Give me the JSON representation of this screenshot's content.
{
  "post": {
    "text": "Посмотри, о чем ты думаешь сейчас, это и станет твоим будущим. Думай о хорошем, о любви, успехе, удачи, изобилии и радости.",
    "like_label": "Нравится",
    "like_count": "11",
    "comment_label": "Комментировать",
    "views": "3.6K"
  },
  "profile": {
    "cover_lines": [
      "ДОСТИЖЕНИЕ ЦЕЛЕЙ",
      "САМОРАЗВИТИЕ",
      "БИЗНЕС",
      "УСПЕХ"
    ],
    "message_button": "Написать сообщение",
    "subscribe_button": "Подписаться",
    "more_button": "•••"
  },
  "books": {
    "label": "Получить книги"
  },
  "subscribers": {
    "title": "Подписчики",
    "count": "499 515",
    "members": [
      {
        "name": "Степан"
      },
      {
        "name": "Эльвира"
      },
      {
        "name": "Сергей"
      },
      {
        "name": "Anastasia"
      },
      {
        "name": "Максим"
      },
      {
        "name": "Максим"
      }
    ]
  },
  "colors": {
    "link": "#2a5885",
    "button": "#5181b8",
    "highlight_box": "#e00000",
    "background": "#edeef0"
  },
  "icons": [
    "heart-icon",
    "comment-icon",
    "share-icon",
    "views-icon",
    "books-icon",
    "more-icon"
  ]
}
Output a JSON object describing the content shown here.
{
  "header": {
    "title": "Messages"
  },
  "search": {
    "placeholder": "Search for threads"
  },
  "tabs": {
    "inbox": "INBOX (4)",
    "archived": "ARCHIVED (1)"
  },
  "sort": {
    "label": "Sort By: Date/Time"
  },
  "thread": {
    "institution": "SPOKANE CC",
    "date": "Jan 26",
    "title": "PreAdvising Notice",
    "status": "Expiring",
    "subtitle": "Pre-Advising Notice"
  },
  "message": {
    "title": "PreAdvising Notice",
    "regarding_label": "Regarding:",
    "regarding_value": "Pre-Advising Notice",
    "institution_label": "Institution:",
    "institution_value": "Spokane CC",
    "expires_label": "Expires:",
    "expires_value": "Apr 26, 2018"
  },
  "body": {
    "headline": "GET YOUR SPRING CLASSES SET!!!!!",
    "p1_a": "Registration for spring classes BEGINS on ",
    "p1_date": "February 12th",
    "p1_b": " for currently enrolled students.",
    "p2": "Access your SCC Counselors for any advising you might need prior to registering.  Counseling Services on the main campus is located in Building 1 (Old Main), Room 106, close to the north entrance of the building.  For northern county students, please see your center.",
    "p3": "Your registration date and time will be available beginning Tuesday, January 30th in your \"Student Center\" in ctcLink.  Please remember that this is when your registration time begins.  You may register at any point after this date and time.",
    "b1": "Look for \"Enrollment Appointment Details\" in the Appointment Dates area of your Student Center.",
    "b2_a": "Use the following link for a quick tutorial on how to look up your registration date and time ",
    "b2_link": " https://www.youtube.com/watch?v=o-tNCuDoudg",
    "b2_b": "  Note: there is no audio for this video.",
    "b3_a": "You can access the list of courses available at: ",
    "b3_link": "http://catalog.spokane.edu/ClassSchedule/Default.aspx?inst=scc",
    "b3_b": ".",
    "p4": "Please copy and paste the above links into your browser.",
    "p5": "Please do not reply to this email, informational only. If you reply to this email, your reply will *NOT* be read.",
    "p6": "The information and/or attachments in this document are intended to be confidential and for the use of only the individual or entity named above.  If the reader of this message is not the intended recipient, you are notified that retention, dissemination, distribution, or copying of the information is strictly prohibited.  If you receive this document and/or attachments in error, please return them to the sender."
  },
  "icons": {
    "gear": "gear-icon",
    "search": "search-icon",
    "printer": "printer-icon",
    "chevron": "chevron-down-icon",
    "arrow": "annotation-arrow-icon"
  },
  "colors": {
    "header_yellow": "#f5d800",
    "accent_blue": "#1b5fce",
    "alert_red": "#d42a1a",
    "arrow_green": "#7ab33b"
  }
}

##############################

◆ Problem requirements
Scan the listing above and copy all lines containing the word "that".

◆ Output
    "p3": "Your registration date and time will be available beginning Tuesday, January 30th in your \"Student Center\" in ctcLink.  Please remember that this is when your registration time begins.  You may register at any point after this date and time.",
    "p6": "The information and/or attachments in this document are intended to be confidential and for the use of only the individual or entity named above.  If the reader of this message is not the intended recipient, you are notified that retention, dissemination, distribution, or copying of the information is strictly prohibited.  If you receive this document and/or attachments in error, please return them to the sender."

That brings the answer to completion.